**Goal**
List all lines of the data containing the word "DIMM".

**Exercise materials**
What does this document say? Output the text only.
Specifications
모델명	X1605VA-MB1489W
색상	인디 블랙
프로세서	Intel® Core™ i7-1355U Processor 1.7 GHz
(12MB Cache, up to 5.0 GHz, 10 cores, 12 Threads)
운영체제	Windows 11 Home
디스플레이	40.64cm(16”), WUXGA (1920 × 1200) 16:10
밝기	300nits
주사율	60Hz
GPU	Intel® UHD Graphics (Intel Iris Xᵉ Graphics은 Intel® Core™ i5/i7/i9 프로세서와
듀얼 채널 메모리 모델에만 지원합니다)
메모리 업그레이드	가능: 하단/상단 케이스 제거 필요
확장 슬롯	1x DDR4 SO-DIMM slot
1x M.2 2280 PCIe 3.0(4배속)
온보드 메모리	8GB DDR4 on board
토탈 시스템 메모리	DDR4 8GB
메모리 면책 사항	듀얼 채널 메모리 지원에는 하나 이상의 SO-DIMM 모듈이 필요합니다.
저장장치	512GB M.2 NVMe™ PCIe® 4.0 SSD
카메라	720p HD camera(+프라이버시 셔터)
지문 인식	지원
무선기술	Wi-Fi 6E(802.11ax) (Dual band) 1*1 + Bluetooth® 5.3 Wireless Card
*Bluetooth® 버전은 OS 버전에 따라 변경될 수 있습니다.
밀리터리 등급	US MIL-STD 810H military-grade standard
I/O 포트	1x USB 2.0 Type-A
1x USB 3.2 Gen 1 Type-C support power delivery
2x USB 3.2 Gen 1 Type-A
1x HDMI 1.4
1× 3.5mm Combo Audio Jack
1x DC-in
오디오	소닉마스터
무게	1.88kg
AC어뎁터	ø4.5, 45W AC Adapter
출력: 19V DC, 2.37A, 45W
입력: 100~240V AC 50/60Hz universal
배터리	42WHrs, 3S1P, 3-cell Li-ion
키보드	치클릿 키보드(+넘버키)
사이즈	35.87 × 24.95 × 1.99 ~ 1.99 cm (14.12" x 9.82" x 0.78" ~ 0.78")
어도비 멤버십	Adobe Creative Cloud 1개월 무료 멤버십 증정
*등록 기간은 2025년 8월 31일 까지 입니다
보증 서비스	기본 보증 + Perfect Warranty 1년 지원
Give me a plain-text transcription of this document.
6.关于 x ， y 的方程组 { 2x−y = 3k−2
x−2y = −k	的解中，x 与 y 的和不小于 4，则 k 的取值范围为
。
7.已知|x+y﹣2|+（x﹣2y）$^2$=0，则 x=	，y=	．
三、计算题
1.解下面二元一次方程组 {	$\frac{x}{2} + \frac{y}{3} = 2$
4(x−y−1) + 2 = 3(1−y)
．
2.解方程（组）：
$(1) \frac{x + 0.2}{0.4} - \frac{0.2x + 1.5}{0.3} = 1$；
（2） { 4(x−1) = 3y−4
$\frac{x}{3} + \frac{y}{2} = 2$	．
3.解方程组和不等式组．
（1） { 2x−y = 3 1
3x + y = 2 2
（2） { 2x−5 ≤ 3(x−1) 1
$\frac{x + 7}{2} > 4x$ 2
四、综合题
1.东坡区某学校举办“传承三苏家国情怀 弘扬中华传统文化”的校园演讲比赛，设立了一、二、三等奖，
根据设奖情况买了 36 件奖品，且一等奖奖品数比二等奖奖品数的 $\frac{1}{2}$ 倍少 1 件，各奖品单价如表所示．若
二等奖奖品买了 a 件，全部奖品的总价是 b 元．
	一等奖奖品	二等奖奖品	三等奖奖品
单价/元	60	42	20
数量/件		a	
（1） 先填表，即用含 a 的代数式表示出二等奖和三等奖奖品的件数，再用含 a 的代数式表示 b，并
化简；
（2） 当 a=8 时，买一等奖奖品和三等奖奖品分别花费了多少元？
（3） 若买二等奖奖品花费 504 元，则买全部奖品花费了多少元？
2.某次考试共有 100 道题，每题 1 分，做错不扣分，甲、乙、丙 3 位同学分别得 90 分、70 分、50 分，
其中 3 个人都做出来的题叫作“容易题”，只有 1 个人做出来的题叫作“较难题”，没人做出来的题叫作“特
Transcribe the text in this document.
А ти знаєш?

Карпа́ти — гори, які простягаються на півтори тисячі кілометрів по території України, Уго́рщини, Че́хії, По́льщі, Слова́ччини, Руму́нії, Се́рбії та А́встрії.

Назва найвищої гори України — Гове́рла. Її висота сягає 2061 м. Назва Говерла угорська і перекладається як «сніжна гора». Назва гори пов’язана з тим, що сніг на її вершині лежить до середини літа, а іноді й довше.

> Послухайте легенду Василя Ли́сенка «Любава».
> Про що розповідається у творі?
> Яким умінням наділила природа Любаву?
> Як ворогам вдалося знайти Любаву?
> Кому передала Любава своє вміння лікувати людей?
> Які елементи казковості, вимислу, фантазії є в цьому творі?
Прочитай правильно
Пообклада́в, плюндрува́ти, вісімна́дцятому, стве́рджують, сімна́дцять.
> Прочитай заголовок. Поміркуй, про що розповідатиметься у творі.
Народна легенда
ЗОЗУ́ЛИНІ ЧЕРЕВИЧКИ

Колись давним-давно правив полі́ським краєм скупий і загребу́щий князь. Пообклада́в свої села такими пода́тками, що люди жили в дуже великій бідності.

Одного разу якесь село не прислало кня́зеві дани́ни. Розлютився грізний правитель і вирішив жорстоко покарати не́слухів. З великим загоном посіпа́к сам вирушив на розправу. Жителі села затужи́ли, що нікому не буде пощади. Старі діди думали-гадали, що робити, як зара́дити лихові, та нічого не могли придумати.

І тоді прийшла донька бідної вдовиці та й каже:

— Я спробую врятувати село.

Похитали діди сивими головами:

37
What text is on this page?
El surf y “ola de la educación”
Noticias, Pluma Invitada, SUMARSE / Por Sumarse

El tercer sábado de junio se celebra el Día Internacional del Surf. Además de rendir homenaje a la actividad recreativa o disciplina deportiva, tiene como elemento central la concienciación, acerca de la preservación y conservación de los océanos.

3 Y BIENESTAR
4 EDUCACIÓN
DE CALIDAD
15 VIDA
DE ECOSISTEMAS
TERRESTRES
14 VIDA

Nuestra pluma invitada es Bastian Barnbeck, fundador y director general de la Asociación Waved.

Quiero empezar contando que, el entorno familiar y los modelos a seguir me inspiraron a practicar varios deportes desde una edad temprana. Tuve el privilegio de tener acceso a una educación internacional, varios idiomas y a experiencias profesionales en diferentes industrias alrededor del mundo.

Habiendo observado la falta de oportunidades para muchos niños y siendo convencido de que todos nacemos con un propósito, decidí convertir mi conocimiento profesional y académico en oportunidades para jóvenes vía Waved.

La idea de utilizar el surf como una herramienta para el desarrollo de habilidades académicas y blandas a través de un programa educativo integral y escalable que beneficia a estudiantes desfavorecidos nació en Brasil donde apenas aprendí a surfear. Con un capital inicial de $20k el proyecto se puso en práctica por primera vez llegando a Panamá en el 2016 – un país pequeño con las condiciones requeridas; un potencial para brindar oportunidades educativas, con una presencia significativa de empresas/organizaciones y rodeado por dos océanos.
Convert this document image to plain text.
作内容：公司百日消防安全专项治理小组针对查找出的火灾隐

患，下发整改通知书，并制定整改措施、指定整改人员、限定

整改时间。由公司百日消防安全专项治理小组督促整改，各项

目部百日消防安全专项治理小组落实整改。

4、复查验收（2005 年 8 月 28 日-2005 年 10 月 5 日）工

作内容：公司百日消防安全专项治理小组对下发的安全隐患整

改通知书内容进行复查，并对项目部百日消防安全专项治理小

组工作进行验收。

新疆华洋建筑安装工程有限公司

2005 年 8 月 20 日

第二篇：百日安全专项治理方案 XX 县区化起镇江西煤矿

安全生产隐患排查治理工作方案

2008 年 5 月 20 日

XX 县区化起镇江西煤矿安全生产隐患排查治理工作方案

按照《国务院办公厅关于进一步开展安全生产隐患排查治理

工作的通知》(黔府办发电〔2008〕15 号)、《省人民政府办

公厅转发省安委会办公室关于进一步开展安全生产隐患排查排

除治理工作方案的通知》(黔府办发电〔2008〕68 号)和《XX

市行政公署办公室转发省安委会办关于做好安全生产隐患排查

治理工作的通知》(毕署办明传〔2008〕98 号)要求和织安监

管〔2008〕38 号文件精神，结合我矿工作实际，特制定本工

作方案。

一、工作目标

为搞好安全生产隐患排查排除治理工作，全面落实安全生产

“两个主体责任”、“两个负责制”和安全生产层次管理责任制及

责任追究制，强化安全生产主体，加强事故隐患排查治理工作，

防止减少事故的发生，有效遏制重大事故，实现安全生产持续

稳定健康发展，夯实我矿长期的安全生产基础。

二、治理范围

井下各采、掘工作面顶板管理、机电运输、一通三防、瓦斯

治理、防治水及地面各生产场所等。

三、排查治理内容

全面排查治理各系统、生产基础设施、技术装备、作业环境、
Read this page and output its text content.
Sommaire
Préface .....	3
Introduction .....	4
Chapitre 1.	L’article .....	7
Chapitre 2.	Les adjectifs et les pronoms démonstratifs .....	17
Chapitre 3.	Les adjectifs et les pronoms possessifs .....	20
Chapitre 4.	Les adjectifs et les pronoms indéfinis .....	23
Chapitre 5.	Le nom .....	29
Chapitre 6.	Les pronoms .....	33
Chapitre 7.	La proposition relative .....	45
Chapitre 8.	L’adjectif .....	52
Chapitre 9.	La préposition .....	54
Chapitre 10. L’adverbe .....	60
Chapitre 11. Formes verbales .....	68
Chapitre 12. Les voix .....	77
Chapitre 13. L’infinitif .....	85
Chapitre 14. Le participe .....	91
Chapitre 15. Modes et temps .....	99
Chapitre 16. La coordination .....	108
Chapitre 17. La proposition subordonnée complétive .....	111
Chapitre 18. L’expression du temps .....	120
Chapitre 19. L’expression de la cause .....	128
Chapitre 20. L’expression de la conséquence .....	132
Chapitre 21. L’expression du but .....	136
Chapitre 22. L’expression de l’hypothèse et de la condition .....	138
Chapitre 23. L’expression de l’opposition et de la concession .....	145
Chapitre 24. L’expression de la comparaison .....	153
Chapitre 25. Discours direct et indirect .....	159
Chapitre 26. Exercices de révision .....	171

**Response to this task**
확장 슬롯	1x DDR4 SO-DIMM slot
메모리 면책 사항	듀얼 채널 메모리 지원에는 하나 이상의 SO-DIMM 모듈이 필요합니다.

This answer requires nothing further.